## start Input rows

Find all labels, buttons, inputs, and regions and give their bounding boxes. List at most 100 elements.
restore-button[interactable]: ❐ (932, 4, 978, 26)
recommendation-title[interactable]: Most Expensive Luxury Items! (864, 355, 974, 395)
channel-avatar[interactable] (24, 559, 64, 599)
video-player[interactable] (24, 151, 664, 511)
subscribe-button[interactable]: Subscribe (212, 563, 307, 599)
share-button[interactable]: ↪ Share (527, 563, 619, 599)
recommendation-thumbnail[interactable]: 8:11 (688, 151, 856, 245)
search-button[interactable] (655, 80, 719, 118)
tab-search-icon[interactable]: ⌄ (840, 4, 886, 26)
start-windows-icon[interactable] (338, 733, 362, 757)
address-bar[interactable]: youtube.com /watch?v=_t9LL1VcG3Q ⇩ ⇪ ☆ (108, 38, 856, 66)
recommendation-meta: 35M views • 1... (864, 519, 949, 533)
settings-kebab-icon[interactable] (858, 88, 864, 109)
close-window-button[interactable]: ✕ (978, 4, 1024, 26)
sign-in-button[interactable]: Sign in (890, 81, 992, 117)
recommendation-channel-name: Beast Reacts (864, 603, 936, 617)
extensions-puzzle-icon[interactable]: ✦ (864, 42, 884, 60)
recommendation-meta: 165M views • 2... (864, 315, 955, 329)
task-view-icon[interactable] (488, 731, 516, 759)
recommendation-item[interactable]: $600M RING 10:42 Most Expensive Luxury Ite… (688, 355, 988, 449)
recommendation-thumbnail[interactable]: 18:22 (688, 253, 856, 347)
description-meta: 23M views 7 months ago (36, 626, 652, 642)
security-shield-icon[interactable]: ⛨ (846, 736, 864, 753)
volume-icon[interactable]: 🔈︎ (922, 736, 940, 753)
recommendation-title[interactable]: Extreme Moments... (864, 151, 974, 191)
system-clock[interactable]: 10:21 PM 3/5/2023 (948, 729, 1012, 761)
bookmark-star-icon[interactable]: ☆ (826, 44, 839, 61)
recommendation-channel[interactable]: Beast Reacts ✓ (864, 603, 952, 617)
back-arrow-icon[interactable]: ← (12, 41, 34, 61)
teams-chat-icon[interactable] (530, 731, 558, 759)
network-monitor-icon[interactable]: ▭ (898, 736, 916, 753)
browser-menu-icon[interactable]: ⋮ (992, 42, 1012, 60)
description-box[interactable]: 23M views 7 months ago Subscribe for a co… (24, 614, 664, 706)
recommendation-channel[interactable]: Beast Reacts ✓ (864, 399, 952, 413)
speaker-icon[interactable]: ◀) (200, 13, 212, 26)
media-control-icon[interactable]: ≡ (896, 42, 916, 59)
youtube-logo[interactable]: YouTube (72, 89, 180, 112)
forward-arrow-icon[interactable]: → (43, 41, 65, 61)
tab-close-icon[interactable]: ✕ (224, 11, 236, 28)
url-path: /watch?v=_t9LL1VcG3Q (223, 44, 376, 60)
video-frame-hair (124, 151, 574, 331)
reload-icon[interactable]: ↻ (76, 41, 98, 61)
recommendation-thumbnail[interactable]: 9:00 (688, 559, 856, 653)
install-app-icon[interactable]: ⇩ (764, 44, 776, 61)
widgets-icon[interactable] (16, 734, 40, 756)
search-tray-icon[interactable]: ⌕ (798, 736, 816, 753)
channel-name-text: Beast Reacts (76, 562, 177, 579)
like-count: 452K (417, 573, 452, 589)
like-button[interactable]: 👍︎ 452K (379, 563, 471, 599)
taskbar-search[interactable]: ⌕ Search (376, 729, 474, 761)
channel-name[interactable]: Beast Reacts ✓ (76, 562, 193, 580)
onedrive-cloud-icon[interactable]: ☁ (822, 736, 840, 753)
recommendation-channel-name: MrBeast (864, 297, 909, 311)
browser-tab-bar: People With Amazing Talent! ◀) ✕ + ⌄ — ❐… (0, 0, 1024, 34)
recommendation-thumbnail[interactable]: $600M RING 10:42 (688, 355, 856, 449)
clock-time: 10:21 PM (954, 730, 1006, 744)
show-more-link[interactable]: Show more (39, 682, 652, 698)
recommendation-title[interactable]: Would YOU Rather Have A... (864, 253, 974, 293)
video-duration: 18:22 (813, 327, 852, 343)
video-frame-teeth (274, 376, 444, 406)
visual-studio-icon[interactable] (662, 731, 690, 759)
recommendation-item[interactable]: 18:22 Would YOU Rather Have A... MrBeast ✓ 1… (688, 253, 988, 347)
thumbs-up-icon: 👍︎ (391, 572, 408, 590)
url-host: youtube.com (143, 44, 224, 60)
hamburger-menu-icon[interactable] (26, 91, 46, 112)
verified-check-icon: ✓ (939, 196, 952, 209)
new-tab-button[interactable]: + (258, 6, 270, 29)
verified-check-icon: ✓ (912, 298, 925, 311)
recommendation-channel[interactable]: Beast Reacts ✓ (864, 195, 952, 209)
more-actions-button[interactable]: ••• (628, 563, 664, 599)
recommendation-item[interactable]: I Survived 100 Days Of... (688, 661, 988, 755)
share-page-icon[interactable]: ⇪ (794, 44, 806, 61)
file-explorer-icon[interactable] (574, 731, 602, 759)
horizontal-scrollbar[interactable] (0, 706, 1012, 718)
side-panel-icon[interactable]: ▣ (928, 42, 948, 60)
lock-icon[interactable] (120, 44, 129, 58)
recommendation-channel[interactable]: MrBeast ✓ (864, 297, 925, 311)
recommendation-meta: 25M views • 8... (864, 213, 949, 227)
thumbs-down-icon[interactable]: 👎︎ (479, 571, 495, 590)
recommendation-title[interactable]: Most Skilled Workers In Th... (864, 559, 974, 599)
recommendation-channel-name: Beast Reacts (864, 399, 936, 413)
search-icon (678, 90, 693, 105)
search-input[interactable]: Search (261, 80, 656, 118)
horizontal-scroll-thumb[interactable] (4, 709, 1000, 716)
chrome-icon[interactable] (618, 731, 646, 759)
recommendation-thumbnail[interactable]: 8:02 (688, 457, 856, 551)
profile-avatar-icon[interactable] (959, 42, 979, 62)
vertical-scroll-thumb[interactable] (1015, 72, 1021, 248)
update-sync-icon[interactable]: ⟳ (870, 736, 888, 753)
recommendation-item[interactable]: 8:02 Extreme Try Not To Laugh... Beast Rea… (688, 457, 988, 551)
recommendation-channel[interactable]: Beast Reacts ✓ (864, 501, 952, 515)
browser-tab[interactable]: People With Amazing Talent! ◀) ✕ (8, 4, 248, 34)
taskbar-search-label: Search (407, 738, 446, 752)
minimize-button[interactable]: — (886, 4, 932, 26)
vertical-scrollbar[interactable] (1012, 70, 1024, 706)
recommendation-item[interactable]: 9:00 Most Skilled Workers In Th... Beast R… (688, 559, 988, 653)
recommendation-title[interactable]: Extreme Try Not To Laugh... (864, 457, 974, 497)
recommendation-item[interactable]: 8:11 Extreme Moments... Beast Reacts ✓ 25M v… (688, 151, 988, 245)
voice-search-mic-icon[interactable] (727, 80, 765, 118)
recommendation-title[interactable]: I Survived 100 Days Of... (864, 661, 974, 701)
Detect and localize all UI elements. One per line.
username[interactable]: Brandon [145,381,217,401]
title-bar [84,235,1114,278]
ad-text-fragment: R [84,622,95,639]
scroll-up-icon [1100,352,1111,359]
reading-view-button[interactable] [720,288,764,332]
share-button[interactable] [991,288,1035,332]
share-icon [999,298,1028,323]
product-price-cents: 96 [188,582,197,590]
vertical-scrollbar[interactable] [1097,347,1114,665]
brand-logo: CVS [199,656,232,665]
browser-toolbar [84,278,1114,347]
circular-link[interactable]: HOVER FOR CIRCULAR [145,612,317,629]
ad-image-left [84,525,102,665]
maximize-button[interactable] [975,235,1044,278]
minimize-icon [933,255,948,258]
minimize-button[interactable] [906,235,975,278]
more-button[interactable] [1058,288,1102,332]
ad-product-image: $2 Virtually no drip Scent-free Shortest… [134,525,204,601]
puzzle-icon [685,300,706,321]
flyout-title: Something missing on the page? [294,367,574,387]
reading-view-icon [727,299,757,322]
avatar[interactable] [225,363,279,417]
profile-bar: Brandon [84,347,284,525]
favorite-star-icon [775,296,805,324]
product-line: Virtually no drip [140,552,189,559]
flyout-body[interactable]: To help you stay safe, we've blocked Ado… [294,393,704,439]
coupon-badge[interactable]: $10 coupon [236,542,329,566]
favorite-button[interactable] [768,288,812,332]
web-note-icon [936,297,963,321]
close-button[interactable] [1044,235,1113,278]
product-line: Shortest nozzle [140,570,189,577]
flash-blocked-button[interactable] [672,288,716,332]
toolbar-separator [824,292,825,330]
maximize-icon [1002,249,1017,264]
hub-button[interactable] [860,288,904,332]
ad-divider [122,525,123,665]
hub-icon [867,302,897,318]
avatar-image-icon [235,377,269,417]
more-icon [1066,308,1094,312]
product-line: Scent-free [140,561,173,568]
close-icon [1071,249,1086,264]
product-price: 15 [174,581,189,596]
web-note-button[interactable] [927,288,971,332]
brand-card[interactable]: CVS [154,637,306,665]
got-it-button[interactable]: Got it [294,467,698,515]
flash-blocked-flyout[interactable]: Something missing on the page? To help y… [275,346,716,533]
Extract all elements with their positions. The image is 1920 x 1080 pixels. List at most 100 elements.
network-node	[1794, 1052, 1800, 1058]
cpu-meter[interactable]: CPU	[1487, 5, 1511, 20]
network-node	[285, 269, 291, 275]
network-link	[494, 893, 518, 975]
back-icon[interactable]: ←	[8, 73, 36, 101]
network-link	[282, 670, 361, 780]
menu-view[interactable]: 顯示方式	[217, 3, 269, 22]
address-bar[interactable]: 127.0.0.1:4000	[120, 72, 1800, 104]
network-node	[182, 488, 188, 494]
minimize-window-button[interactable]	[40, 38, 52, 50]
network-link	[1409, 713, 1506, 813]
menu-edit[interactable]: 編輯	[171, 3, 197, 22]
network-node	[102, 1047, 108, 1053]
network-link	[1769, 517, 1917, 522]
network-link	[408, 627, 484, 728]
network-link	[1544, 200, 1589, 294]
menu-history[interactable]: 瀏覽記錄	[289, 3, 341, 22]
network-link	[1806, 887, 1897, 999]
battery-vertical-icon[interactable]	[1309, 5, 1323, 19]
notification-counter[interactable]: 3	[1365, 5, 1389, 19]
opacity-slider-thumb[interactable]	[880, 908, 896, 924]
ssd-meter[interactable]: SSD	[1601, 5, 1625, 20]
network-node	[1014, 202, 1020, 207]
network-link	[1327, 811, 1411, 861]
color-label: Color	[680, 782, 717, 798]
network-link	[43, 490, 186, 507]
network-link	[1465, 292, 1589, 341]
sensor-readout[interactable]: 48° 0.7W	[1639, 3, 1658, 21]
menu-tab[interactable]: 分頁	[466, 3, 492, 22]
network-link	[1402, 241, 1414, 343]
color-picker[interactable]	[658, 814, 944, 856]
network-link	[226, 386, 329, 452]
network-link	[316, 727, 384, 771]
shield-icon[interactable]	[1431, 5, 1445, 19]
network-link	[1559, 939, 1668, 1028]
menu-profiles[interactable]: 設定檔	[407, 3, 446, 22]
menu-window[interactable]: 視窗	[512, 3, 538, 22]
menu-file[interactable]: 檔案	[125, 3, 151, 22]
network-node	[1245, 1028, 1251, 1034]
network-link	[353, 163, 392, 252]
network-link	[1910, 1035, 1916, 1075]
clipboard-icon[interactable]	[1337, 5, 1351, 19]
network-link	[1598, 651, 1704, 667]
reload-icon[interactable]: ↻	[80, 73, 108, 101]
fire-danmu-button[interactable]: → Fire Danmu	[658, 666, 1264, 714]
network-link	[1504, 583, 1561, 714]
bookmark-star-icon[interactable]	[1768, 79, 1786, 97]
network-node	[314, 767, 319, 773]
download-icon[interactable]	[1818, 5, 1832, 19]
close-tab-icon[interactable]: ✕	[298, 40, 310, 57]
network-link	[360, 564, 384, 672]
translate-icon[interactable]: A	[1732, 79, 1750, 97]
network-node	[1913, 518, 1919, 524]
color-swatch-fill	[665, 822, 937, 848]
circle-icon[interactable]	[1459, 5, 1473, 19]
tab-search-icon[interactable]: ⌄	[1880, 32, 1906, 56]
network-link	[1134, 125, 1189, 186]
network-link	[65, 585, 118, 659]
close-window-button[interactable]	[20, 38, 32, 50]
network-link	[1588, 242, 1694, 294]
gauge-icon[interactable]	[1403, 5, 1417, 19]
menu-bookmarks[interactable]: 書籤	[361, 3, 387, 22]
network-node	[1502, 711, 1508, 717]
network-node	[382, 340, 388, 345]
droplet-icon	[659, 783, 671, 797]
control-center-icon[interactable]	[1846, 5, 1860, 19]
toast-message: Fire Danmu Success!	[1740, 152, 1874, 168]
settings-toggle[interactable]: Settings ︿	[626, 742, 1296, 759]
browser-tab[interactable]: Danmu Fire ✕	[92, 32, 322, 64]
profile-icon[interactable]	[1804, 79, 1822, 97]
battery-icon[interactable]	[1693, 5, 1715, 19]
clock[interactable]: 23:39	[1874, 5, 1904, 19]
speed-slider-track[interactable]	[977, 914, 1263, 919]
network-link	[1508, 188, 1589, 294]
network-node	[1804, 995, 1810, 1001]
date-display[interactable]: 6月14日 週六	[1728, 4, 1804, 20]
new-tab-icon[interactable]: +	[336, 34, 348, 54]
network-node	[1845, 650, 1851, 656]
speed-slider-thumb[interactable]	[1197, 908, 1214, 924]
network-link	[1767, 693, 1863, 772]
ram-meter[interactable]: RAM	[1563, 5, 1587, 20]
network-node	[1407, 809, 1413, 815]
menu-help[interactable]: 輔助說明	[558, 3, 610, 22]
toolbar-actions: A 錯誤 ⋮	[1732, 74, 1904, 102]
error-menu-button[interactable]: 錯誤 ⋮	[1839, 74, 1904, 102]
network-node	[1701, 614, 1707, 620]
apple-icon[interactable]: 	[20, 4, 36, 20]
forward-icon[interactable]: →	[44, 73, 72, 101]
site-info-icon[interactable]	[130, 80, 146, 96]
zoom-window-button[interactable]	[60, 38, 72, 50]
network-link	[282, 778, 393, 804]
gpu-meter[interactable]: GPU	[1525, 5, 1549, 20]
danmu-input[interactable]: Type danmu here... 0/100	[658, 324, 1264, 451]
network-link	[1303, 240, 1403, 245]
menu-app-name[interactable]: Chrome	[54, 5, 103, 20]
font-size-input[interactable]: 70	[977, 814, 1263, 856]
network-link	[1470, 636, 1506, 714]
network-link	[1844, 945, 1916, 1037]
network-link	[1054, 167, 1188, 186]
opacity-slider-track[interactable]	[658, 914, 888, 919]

## end Input rows

▶ _Directions for this task_
Pull out the records verbatim, starting at the very first line and ending at the line that contains "151, 856, 245)", with both of those lines included.

▶ _Written response_
Find all labels, buttons, inputs, and regions and give their bounding boxes. List at most 100 elements.
restore-button[interactable]: ❐ (932, 4, 978, 26)
recommendation-title[interactable]: Most Expensive Luxury Items! (864, 355, 974, 395)
channel-avatar[interactable] (24, 559, 64, 599)
video-player[interactable] (24, 151, 664, 511)
subscribe-button[interactable]: Subscribe (212, 563, 307, 599)
share-button[interactable]: ↪ Share (527, 563, 619, 599)
recommendation-thumbnail[interactable]: 8:11 (688, 151, 856, 245)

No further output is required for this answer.